=== TASK INSTRUCTIONS ===
Give all the lines below again, exactly, with no pictures.

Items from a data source
╔══
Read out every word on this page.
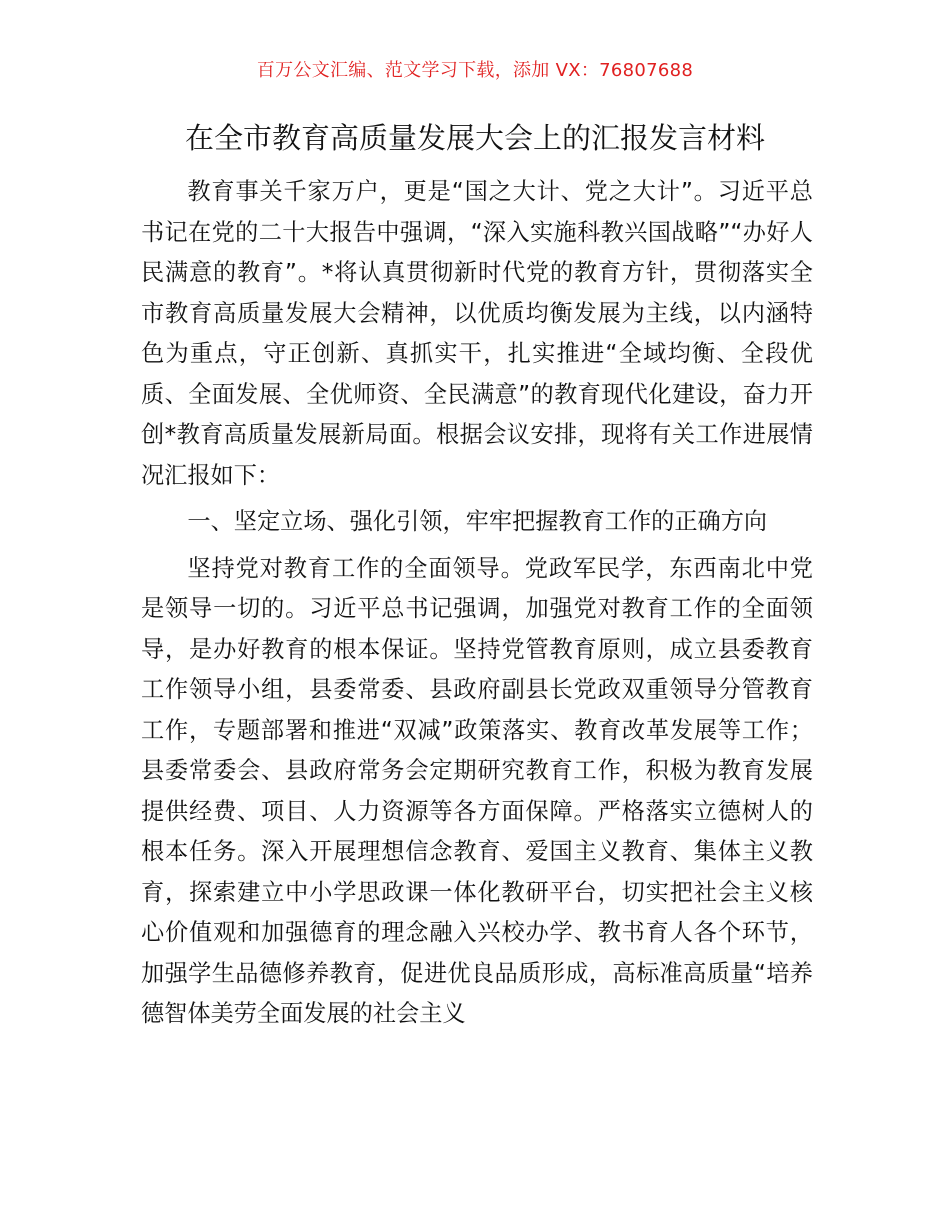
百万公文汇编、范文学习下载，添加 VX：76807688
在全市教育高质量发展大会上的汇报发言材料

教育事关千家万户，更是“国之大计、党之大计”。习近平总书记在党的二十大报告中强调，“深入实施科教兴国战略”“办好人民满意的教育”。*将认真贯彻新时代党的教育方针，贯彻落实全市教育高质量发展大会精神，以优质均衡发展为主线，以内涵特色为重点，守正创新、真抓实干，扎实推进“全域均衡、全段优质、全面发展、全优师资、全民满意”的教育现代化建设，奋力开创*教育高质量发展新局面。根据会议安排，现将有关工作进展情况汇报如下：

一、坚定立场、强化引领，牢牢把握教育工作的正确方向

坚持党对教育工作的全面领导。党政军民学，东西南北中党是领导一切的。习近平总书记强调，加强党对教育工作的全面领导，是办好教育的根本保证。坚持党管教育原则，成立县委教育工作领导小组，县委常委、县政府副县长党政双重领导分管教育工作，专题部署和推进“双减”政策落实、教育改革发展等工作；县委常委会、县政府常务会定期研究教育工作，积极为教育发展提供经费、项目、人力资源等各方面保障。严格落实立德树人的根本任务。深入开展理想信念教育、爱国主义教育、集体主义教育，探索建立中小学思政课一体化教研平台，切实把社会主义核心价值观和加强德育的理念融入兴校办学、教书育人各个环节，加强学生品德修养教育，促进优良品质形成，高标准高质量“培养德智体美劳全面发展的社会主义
╚══
=== WRITTEN SOLUTION ===
Read out every word on this page.
百万公文汇编、范文学习下载，添加 VX：76807688
在全市教育高质量发展大会上的汇报发言材料

教育事关千家万户，更是“国之大计、党之大计”。习近平总书记在党的二十大报告中强调，“深入实施科教兴国战略”“办好人民满意的教育”。*将认真贯彻新时代党的教育方针，贯彻落实全市教育高质量发展大会精神，以优质均衡发展为主线，以内涵特色为重点，守正创新、真抓实干，扎实推进“全域均衡、全段优质、全面发展、全优师资、全民满意”的教育现代化建设，奋力开创*教育高质量发展新局面。根据会议安排，现将有关工作进展情况汇报如下：

一、坚定立场、强化引领，牢牢把握教育工作的正确方向

坚持党对教育工作的全面领导。党政军民学，东西南北中党是领导一切的。习近平总书记强调，加强党对教育工作的全面领导，是办好教育的根本保证。坚持党管教育原则，成立县委教育工作领导小组，县委常委、县政府副县长党政双重领导分管教育工作，专题部署和推进“双减”政策落实、教育改革发展等工作；县委常委会、县政府常务会定期研究教育工作，积极为教育发展提供经费、项目、人力资源等各方面保障。严格落实立德树人的根本任务。深入开展理想信念教育、爱国主义教育、集体主义教育，探索建立中小学思政课一体化教研平台，切实把社会主义核心价值观和加强德育的理念融入兴校办学、教书育人各个环节，加强学生品德修养教育，促进优良品质形成，高标准高质量“培养德智体美劳全面发展的社会主义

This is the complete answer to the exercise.